(Dataset rows)

________________

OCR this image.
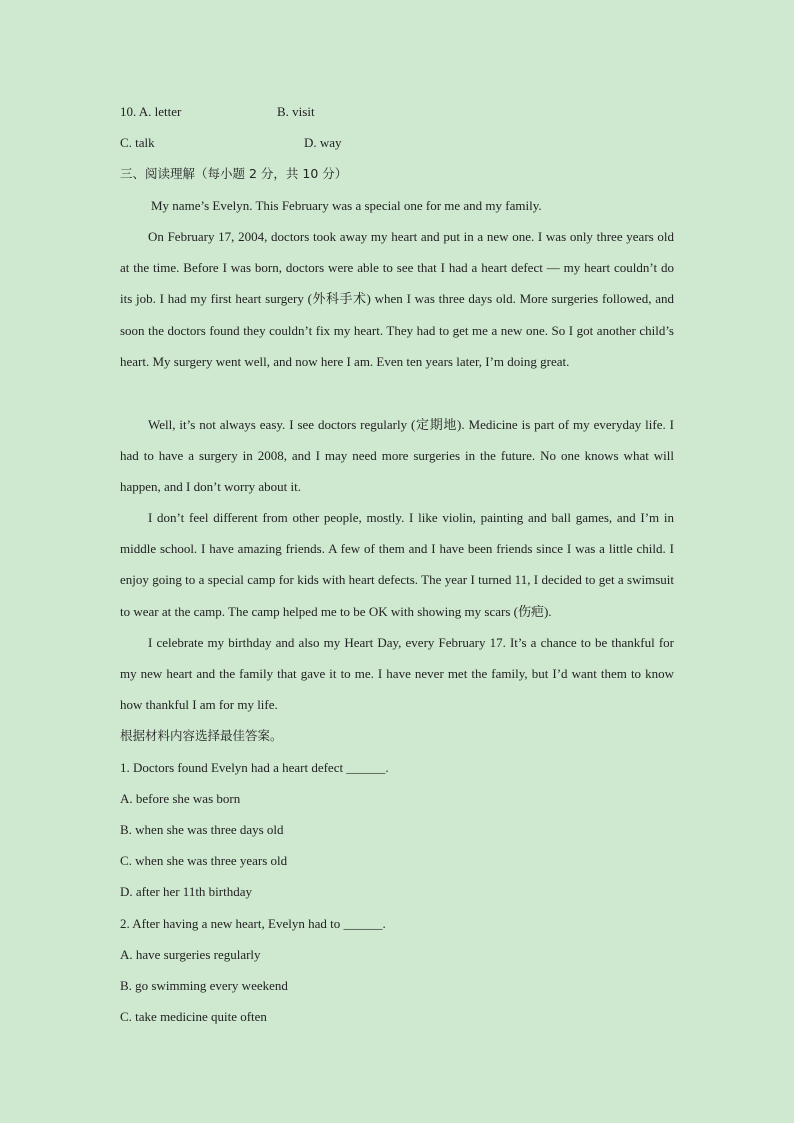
10. A. letter	B. visit
C. talk	D. way
三、阅读理解（每小题 2 分，共 10 分）

My name’s Evelyn. This February was a special one for me and my family.

On February 17, 2004, doctors took away my heart and put in a new one. I was only three years old at the time. Before I was born, doctors were able to see that I had a heart defect — my heart couldn’t do its job. I had my first heart surgery (外科手术) when I was three days old. More surgeries followed, and soon the doctors found they couldn’t fix my heart. They had to get me a new one. So I got another child’s heart. My surgery went well, and now here I am. Even ten years later, I’m doing great.

Well, it’s not always easy. I see doctors regularly (定期地). Medicine is part of my everyday life. I had to have a surgery in 2008, and I may need more surgeries in the future. No one knows what will happen, and I don’t worry about it.

I don’t feel different from other people, mostly. I like violin, painting and ball games, and I’m in middle school. I have amazing friends. A few of them and I have been friends since I was a little child. I enjoy going to a special camp for kids with heart defects. The year I turned 11, I decided to get a swimsuit to wear at the camp. The camp helped me to be OK with showing my scars (伤疤).

I celebrate my birthday and also my Heart Day, every February 17. It’s a chance to be thankful for my new heart and the family that gave it to me. I have never met the family, but I’d want them to know how thankful I am for my life.

根据材料内容选择最佳答案。
1. Doctors found Evelyn had a heart defect ______.
A. before she was born
B. when she was three days old
C. when she was three years old
D. after her 11th birthday
2. After having a new heart, Evelyn had to ______.
A. have surgeries regularly
B. go swimming every weekend
C. take medicine quite often
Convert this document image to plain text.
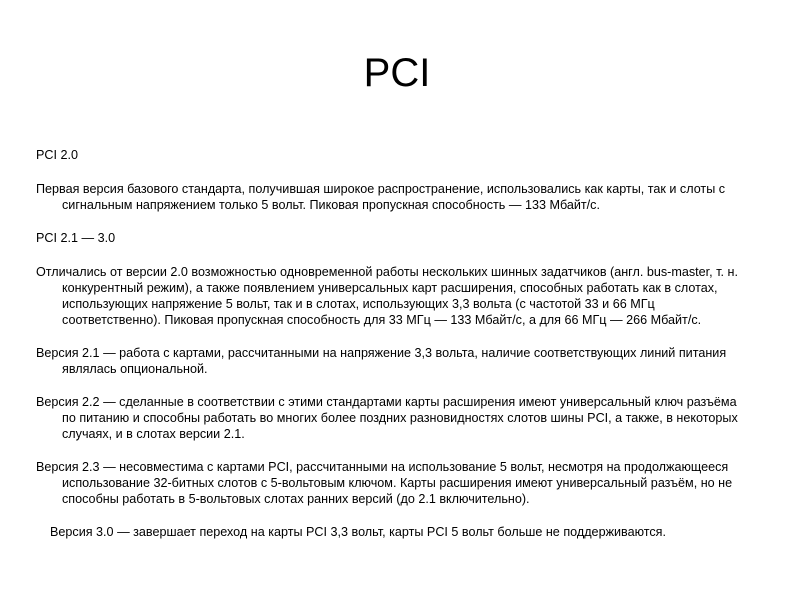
PCI

PCI 2.0

Первая версия базового стандарта, получившая широкое распространение, использовались как карты, так и слоты с сигнальным напряжением только 5 вольт. Пиковая пропускная способность — 133 Мбайт/с.

PCI 2.1 — 3.0

Отличались от версии 2.0 возможностью одновременной работы нескольких шинных задатчиков (англ. bus-master, т. н. конкурентный режим), а также появлением универсальных карт расширения, способных работать как в слотах, использующих напряжение 5 вольт, так и в слотах, использующих 3,3 вольта (с частотой 33 и 66 МГц соответственно). Пиковая пропускная способность для 33 МГц — 133 Мбайт/с, а для 66 МГц — 266 Мбайт/с.

Версия 2.1 — работа с картами, рассчитанными на напряжение 3,3 вольта, наличие соответствующих линий питания являлась опциональной.

Версия 2.2 — сделанные в соответствии с этими стандартами карты расширения имеют универсальный ключ разъёма по питанию и способны работать во многих более поздних разновидностях слотов шины PCI, а также, в некоторых случаях, и в слотах версии 2.1.

Версия 2.3 — несовместима с картами PCI, рассчитанными на использование 5 вольт, несмотря на продолжающееся использование 32-битных слотов с 5-вольтовым ключом. Карты расширения имеют универсальный разъём, но не способны работать в 5-вольтовых слотах ранних версий (до 2.1 включительно).

Версия 3.0 — завершает переход на карты PCI 3,3 вольт, карты PCI 5 вольт больше не поддерживаются.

________________

Which lines contain "special"? Show each of them.

● OUTPUT BELOW
My name’s Evelyn. This February was a special one for me and my family.
I don’t feel different from other people, mostly. I like violin, painting and ball games, and I’m in middle school. I have amazing friends. A few of them and I have been friends since I was a little child. I enjoy going to a special camp for kids with heart defects. The year I turned 11, I decided to get a swimsuit to wear at the camp. The camp helped me to be OK with showing my scars (伤疤).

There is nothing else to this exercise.